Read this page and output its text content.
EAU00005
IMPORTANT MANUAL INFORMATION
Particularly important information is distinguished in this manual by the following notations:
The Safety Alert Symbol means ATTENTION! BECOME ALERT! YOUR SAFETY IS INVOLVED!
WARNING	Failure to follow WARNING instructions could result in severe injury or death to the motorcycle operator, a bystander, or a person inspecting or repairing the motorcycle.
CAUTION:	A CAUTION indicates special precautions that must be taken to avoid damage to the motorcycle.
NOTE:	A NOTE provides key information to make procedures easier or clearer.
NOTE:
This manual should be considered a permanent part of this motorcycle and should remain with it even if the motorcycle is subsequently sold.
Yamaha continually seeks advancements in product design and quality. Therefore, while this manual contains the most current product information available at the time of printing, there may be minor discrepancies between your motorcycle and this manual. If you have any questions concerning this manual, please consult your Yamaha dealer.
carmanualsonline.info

---

#### Aim of the exercise:
Extract the full set of entries word for word.

#### The completed task:
Read this page and output its text content.
EAU00005
IMPORTANT MANUAL INFORMATION
Particularly important information is distinguished in this manual by the following notations:
The Safety Alert Symbol means ATTENTION! BECOME ALERT! YOUR SAFETY IS INVOLVED!
WARNING	Failure to follow WARNING instructions could result in severe injury or death to the motorcycle operator, a bystander, or a person inspecting or repairing the motorcycle.
CAUTION:	A CAUTION indicates special precautions that must be taken to avoid damage to the motorcycle.
NOTE:	A NOTE provides key information to make procedures easier or clearer.
NOTE:
This manual should be considered a permanent part of this motorcycle and should remain with it even if the motorcycle is subsequently sold.
Yamaha continually seeks advancements in product design and quality. Therefore, while this manual contains the most current product information available at the time of printing, there may be minor discrepancies between your motorcycle and this manual. If you have any questions concerning this manual, please consult your Yamaha dealer.
carmanualsonline.info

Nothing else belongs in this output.